(Data items)
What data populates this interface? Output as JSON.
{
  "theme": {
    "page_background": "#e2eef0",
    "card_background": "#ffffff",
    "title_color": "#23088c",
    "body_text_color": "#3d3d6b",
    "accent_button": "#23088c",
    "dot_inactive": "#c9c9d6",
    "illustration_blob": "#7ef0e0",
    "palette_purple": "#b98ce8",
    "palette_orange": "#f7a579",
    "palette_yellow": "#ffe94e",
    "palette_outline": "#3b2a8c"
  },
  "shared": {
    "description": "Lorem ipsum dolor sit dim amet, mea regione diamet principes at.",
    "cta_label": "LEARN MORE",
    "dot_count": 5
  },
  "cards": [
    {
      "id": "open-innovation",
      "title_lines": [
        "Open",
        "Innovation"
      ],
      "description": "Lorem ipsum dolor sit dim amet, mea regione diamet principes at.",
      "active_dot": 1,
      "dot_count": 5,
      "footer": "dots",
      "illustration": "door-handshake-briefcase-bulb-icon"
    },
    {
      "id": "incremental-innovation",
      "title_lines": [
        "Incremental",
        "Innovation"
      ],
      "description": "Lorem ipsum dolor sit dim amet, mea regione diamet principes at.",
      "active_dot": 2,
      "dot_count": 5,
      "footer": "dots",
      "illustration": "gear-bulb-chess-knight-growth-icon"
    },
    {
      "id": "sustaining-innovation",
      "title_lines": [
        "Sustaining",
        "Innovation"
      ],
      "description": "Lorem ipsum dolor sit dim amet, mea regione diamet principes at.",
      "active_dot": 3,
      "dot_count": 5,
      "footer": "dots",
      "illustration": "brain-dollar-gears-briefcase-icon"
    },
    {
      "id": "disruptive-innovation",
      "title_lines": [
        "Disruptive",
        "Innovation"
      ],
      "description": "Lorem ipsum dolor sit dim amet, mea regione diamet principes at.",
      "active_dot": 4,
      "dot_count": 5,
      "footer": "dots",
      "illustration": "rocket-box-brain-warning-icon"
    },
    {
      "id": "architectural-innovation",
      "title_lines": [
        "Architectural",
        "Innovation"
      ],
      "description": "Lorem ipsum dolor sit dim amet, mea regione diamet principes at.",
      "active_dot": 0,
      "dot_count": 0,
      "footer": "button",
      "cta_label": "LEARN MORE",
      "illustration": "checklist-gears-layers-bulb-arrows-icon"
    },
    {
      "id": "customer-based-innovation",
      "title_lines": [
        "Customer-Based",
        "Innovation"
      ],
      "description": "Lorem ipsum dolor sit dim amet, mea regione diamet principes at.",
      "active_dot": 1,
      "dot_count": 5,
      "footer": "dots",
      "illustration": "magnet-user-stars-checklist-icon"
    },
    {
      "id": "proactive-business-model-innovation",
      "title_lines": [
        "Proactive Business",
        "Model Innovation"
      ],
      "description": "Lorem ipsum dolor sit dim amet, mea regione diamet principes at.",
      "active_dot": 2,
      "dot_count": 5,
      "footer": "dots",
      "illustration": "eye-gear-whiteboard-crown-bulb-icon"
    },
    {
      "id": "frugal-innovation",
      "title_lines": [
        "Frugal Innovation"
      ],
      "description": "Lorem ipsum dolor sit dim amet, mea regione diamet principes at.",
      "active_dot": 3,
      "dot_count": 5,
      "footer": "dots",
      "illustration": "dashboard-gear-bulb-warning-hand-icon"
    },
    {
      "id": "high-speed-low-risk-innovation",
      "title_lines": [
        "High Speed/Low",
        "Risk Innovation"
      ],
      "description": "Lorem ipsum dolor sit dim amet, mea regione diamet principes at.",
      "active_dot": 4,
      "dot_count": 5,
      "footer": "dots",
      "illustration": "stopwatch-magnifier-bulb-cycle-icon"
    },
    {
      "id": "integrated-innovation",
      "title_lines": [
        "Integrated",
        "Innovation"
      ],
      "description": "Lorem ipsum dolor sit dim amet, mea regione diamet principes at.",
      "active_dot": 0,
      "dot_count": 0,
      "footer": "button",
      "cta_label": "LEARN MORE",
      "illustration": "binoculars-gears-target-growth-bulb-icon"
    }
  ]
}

What this task involves:
Look through the records and gather each line with the word "checklist".

Response:
      "illustration": "checklist-gears-layers-bulb-arrows-icon"
      "illustration": "magnet-user-stars-checklist-icon"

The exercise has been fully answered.